## 原文
------------------------------------------------------------

建立图并是用louvain算法进行社团检测

数据预处理与图构建
读取摩拜单车骑行数据文件 (mobike_shanghai_sample_updated.csv)
提取每条记录的起始点和终点坐标，构建有向边
计算边的权重（表示两点间骑行频次）
构建有向图 G，节点代表地理位置，边代表骑行路线
社区检测分析
使用Louvain算法对图进行社区检测
识别具有高内聚性的地理区域（社区）
统计社区数量和各社区节点分布情况
数据清洗与优化
识别并移除孤立节点（节点数量少于阈值的社区）
移除最左侧的异常节点
逐步生成优化后的图结构（图1、图2）
可视化与结果输出
生成社区聚类图，展示不同社区的地理分布
保存图结构数据（节点和边信息）
保存各社区详细信息和统计数据
生成对比图展示清洗前后的社区分布变

见代码dirEdge.py中

python 复制代码

# 1. 读取数据文件
df = load_mobike_data(INPUT_CSV_FILE)

# 2. 提取起点和终点坐标，构建有向边
# 检查是否已存在edge_weights.csv文件
if os.path.exists(EDGE_WEIGHTS_CSV):
    print(f"检测到已存在的 {EDGE_WEIGHTS_CSV} 文件，直接读取...")
    df_weight = pd.read_csv(EDGE_WEIGHTS_CSV)

------------------------------------------------------------

(版面标注记录)
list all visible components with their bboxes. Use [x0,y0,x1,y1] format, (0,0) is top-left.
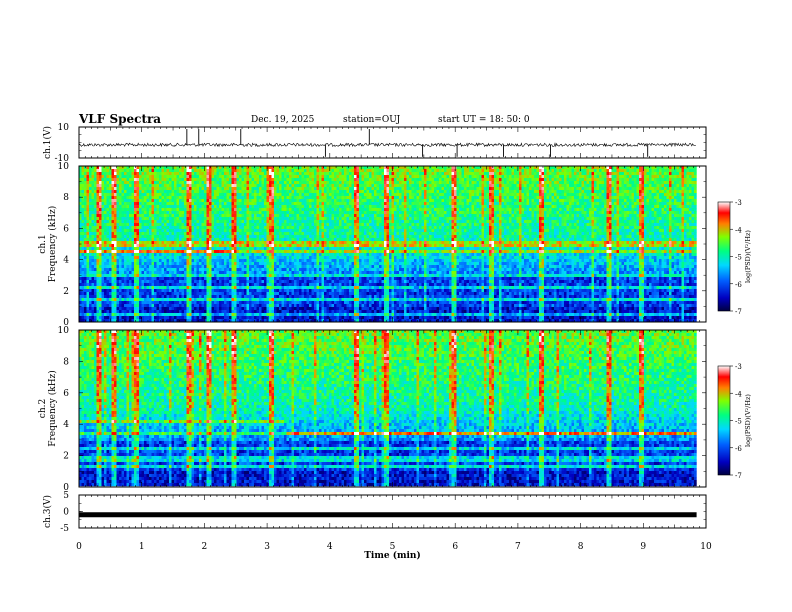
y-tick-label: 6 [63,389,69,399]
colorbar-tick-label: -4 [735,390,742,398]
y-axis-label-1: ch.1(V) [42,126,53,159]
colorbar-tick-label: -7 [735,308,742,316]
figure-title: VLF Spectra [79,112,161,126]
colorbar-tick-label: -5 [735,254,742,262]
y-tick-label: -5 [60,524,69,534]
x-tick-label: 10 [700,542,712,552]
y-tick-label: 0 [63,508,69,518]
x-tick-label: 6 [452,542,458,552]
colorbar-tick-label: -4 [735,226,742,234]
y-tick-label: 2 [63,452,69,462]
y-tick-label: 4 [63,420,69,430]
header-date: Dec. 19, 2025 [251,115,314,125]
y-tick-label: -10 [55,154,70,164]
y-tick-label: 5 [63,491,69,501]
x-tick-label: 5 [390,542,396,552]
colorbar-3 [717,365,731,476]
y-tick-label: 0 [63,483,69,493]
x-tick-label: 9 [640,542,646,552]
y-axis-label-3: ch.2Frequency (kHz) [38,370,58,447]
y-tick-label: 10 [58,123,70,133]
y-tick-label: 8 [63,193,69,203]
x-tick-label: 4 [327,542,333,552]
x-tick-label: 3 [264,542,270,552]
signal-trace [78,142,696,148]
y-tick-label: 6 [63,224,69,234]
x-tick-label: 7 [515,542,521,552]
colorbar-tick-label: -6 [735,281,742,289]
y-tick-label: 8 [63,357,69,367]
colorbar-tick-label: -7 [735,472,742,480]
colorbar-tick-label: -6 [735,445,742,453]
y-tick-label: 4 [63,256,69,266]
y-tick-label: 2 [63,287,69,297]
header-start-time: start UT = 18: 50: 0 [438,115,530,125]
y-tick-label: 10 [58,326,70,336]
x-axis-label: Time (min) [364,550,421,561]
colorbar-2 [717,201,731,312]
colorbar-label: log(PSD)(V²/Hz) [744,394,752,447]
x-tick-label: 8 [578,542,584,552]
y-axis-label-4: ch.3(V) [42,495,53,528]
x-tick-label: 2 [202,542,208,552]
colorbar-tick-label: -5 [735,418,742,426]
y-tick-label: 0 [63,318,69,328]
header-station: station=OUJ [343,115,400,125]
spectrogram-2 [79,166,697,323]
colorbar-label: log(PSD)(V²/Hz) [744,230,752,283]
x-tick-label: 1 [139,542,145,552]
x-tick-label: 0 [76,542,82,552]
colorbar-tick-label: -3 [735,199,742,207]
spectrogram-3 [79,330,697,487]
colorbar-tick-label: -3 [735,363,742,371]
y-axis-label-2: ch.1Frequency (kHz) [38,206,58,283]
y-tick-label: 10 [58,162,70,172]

------------------------------------------------------------

## 练习题目
**a.** 按原文的说法，边的权重表示什么？
**b.** 写出讲摩拜单车建图的原文在最后一行之后的内容。
这些记录在这里用不上。

## 输出结果
**a.** 表示两点间的骑行频次。

**b.**
    # 从df_weight重建edges列表（优化版）
    edges = []
    for _, row in df_weight.iterrows():
        edge = (row['start_x'], row['start_y'], row['end_x'], row['end_y'])
        # 只添加一次边，权重信息已在df_weight中保留
        edges.append(edge)
else:
    # 如果不存在则按原有流程处理
    edges = extract_directed_edges(df)

    # 3. 计算边的权重（出现频次）
    edge_weights = calculate_edge_weights(edges)

    # 4. 构建权重表格 df_weight
    df_weight = create_weight_dataframe(edge_weights)

    # 保存权重表格
    df_weight.to_csv(EDGE_WEIGHTS_CSV, index=False)
    print(f"已生成并保存 {EDGE_WEIGHTS_CSV} 文件")

# 5. 构建有向图
G = build_directed_graph(df_weight)

print(f"图中节点数量: {G.number_of_nodes()}")
print(f"图中边的数量: {G.number_of_edges()}")
print("前5条边的权重信息:")
print(df_weight.head())

# Louvain社团检测
try:
    import community as community_louvain

    # 将DiGraph转换为Graph进行社区检测
    G_undirected = G.to_undirected()

    # 应用Louvain算法进行社区检测
    partition = community_louvain.best_partition(G_undirected)

    # 将社区信息添加到节点属性
    nx.set_node_attributes(G, partition, 'community')

    print(f"检测到的社区数量: {len(set(partition.values()))}")
    print("部分节点的社区分配:")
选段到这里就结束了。